[Stored entries]

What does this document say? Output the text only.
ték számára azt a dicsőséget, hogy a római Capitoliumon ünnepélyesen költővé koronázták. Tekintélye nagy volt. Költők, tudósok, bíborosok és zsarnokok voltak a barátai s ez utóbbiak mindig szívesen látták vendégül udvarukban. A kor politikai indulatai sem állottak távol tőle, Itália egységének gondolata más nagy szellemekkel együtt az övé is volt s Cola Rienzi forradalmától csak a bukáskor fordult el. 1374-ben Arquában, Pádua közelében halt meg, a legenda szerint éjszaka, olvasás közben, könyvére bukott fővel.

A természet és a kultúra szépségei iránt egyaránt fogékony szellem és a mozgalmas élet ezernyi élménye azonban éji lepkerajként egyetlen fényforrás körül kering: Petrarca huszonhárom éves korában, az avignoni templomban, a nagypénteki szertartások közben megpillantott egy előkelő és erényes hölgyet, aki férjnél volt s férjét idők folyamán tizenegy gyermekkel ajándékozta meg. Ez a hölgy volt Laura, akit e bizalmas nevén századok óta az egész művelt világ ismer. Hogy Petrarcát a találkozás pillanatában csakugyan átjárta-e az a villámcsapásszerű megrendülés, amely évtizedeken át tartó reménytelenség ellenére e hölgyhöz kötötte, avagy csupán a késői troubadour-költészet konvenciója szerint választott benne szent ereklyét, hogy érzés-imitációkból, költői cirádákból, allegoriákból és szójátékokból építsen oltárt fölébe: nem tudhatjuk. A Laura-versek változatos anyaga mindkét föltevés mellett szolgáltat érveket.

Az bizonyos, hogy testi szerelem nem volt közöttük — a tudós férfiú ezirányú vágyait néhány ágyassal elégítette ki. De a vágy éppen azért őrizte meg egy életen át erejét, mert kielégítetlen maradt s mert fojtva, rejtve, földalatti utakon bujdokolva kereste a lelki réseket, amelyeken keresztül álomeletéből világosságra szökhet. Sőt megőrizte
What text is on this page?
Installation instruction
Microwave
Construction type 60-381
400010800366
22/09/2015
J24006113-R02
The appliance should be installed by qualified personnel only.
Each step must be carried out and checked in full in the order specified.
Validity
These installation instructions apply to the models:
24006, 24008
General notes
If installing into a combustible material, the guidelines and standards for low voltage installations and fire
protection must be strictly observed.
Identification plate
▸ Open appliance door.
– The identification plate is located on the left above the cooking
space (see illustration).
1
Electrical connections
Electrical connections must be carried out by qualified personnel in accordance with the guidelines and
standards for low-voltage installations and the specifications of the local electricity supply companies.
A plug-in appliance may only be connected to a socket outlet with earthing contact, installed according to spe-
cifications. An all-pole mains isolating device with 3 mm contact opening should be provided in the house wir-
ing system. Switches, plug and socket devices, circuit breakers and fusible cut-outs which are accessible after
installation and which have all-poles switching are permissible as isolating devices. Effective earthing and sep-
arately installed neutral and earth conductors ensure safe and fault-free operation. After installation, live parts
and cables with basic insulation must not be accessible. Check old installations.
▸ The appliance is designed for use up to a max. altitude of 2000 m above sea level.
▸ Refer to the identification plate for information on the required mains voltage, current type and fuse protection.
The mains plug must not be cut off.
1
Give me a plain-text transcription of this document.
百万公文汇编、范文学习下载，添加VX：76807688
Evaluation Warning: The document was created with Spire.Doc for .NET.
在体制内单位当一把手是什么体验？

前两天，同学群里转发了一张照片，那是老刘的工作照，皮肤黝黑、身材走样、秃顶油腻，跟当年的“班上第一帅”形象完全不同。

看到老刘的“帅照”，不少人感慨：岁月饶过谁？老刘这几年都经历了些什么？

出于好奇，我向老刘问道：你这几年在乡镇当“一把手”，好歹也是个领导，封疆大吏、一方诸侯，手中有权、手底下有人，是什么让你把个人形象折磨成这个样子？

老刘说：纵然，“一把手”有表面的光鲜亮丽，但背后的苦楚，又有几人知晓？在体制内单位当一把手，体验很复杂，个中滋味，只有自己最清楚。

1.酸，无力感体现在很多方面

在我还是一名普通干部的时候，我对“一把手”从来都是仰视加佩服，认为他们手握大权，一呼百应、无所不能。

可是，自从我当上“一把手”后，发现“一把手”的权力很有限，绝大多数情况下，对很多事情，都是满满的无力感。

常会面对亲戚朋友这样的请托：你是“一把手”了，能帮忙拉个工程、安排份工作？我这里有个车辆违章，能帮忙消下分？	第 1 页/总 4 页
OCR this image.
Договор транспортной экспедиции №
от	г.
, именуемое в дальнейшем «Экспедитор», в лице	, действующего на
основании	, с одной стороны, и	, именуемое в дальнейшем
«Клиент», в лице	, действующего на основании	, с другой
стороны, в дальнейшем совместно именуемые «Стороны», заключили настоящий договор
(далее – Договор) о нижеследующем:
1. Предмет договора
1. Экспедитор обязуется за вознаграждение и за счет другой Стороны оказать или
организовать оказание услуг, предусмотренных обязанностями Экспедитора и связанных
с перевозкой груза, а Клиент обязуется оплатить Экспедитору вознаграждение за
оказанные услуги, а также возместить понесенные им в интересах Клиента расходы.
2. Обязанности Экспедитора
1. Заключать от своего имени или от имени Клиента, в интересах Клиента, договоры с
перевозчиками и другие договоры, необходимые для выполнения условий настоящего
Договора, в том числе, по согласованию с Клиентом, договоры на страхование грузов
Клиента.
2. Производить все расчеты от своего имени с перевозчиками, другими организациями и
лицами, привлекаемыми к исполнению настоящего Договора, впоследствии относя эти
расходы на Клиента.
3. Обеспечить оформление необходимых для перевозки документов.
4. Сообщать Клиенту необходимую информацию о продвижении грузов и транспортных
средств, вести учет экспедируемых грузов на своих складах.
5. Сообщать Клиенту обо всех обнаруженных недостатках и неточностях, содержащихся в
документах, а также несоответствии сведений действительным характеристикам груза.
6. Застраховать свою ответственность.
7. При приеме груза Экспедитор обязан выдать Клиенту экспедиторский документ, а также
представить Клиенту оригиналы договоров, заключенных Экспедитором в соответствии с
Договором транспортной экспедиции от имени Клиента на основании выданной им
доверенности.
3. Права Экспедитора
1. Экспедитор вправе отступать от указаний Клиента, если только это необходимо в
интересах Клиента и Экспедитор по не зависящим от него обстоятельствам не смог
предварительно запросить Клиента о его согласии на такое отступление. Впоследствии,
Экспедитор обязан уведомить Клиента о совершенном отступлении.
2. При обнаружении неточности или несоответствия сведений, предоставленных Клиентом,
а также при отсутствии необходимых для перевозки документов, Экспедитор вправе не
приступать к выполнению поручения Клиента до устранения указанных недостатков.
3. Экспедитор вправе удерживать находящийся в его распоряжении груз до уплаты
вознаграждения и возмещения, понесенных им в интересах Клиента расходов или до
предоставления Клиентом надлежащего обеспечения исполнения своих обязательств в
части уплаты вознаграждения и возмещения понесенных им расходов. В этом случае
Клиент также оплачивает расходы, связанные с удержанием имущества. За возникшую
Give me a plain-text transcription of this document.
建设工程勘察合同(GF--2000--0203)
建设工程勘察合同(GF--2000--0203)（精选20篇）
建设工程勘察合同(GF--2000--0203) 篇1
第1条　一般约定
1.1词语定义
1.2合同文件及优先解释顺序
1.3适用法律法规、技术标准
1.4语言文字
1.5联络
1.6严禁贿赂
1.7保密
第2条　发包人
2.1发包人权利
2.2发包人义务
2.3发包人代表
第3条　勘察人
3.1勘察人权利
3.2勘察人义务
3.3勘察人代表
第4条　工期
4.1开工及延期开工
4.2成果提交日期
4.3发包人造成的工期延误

▶ [What the task asks]: Write all of the records out again exactly.

▶ [Result of this task]:
What does this document say? Output the text only.
ték számára azt a dicsőséget, hogy a római Capitoliumon ünnepélyesen költővé koronázták. Tekintélye nagy volt. Költők, tudósok, bíborosok és zsarnokok voltak a barátai s ez utóbbiak mindig szívesen látták vendégül udvarukban. A kor politikai indulatai sem állottak távol tőle, Itália egységének gondolata más nagy szellemekkel együtt az övé is volt s Cola Rienzi forradalmától csak a bukáskor fordult el. 1374-ben Arquában, Pádua közelében halt meg, a legenda szerint éjszaka, olvasás közben, könyvére bukott fővel.

A természet és a kultúra szépségei iránt egyaránt fogékony szellem és a mozgalmas élet ezernyi élménye azonban éji lepkerajként egyetlen fényforrás körül kering: Petrarca huszonhárom éves korában, az avignoni templomban, a nagypénteki szertartások közben megpillantott egy előkelő és erényes hölgyet, aki férjnél volt s férjét idők folyamán tizenegy gyermekkel ajándékozta meg. Ez a hölgy volt Laura, akit e bizalmas nevén századok óta az egész művelt világ ismer. Hogy Petrarcát a találkozás pillanatában csakugyan átjárta-e az a villámcsapásszerű megrendülés, amely évtizedeken át tartó reménytelenség ellenére e hölgyhöz kötötte, avagy csupán a késői troubadour-költészet konvenciója szerint választott benne szent ereklyét, hogy érzés-imitációkból, költői cirádákból, allegoriákból és szójátékokból építsen oltárt fölébe: nem tudhatjuk. A Laura-versek változatos anyaga mindkét föltevés mellett szolgáltat érveket.

Az bizonyos, hogy testi szerelem nem volt közöttük — a tudós férfiú ezirányú vágyait néhány ágyassal elégítette ki. De a vágy éppen azért őrizte meg egy életen át erejét, mert kielégítetlen maradt s mert fojtva, rejtve, földalatti utakon bujdokolva kereste a lelki réseket, amelyeken keresztül álomeletéből világosságra szökhet. Sőt megőrizte
What text is on this page?
Installation instruction
Microwave
Construction type 60-381
400010800366
22/09/2015
J24006113-R02
The appliance should be installed by qualified personnel only.
Each step must be carried out and checked in full in the order specified.
Validity
These installation instructions apply to the models:
24006, 24008
General notes
If installing into a combustible material, the guidelines and standards for low voltage installations and fire
protection must be strictly observed.
Identification plate
▸ Open appliance door.
– The identification plate is located on the left above the cooking
space (see illustration).
1
Electrical connections
Electrical connections must be carried out by qualified personnel in accordance with the guidelines and
standards for low-voltage installations and the specifications of the local electricity supply companies.
A plug-in appliance may only be connected to a socket outlet with earthing contact, installed according to spe-
cifications. An all-pole mains isolating device with 3 mm contact opening should be provided in the house wir-
ing system. Switches, plug and socket devices, circuit breakers and fusible cut-outs which are accessible after
installation and which have all-poles switching are permissible as isolating devices. Effective earthing and sep-
arately installed neutral and earth conductors ensure safe and fault-free operation. After installation, live parts
and cables with basic insulation must not be accessible. Check old installations.
▸ The appliance is designed for use up to a max. altitude of 2000 m above sea level.
▸ Refer to the identification plate for information on the required mains voltage, current type and fuse protection.
The mains plug must not be cut off.
1
Give me a plain-text transcription of this document.
百万公文汇编、范文学习下载，添加VX：76807688
Evaluation Warning: The document was created with Spire.Doc for .NET.
在体制内单位当一把手是什么体验？

前两天，同学群里转发了一张照片，那是老刘的工作照，皮肤黝黑、身材走样、秃顶油腻，跟当年的“班上第一帅”形象完全不同。

看到老刘的“帅照”，不少人感慨：岁月饶过谁？老刘这几年都经历了些什么？

出于好奇，我向老刘问道：你这几年在乡镇当“一把手”，好歹也是个领导，封疆大吏、一方诸侯，手中有权、手底下有人，是什么让你把个人形象折磨成这个样子？

老刘说：纵然，“一把手”有表面的光鲜亮丽，但背后的苦楚，又有几人知晓？在体制内单位当一把手，体验很复杂，个中滋味，只有自己最清楚。

1.酸，无力感体现在很多方面

在我还是一名普通干部的时候，我对“一把手”从来都是仰视加佩服，认为他们手握大权，一呼百应、无所不能。

可是，自从我当上“一把手”后，发现“一把手”的权力很有限，绝大多数情况下，对很多事情，都是满满的无力感。

常会面对亲戚朋友这样的请托：你是“一把手”了，能帮忙拉个工程、安排份工作？我这里有个车辆违章，能帮忙消下分？	第 1 页/总 4 页
OCR this image.
Договор транспортной экспедиции №
от	г.
, именуемое в дальнейшем «Экспедитор», в лице	, действующего на
основании	, с одной стороны, и	, именуемое в дальнейшем
«Клиент», в лице	, действующего на основании	, с другой
стороны, в дальнейшем совместно именуемые «Стороны», заключили настоящий договор
(далее – Договор) о нижеследующем:
1. Предмет договора
1. Экспедитор обязуется за вознаграждение и за счет другой Стороны оказать или
организовать оказание услуг, предусмотренных обязанностями Экспедитора и связанных
с перевозкой груза, а Клиент обязуется оплатить Экспедитору вознаграждение за
оказанные услуги, а также возместить понесенные им в интересах Клиента расходы.
2. Обязанности Экспедитора
1. Заключать от своего имени или от имени Клиента, в интересах Клиента, договоры с
перевозчиками и другие договоры, необходимые для выполнения условий настоящего
Договора, в том числе, по согласованию с Клиентом, договоры на страхование грузов
Клиента.
2. Производить все расчеты от своего имени с перевозчиками, другими организациями и
лицами, привлекаемыми к исполнению настоящего Договора, впоследствии относя эти
расходы на Клиента.
3. Обеспечить оформление необходимых для перевозки документов.
4. Сообщать Клиенту необходимую информацию о продвижении грузов и транспортных
средств, вести учет экспедируемых грузов на своих складах.
5. Сообщать Клиенту обо всех обнаруженных недостатках и неточностях, содержащихся в
документах, а также несоответствии сведений действительным характеристикам груза.
6. Застраховать свою ответственность.
7. При приеме груза Экспедитор обязан выдать Клиенту экспедиторский документ, а также
представить Клиенту оригиналы договоров, заключенных Экспедитором в соответствии с
Договором транспортной экспедиции от имени Клиента на основании выданной им
доверенности.
3. Права Экспедитора
1. Экспедитор вправе отступать от указаний Клиента, если только это необходимо в
интересах Клиента и Экспедитор по не зависящим от него обстоятельствам не смог
предварительно запросить Клиента о его согласии на такое отступление. Впоследствии,
Экспедитор обязан уведомить Клиента о совершенном отступлении.
2. При обнаружении неточности или несоответствия сведений, предоставленных Клиентом,
а также при отсутствии необходимых для перевозки документов, Экспедитор вправе не
приступать к выполнению поручения Клиента до устранения указанных недостатков.
3. Экспедитор вправе удерживать находящийся в его распоряжении груз до уплаты
вознаграждения и возмещения, понесенных им в интересах Клиента расходов или до
предоставления Клиентом надлежащего обеспечения исполнения своих обязательств в
части уплаты вознаграждения и возмещения понесенных им расходов. В этом случае
Клиент также оплачивает расходы, связанные с удержанием имущества. За возникшую
Give me a plain-text transcription of this document.
建设工程勘察合同(GF--2000--0203)
建设工程勘察合同(GF--2000--0203)（精选20篇）
建设工程勘察合同(GF--2000--0203) 篇1
第1条　一般约定
1.1词语定义
1.2合同文件及优先解释顺序
1.3适用法律法规、技术标准
1.4语言文字
1.5联络
1.6严禁贿赂
1.7保密
第2条　发包人
2.1发包人权利
2.2发包人义务
2.3发包人代表
第3条　勘察人
3.1勘察人权利
3.2勘察人义务
3.3勘察人代表
第4条　工期
4.1开工及延期开工
4.2成果提交日期
4.3发包人造成的工期延误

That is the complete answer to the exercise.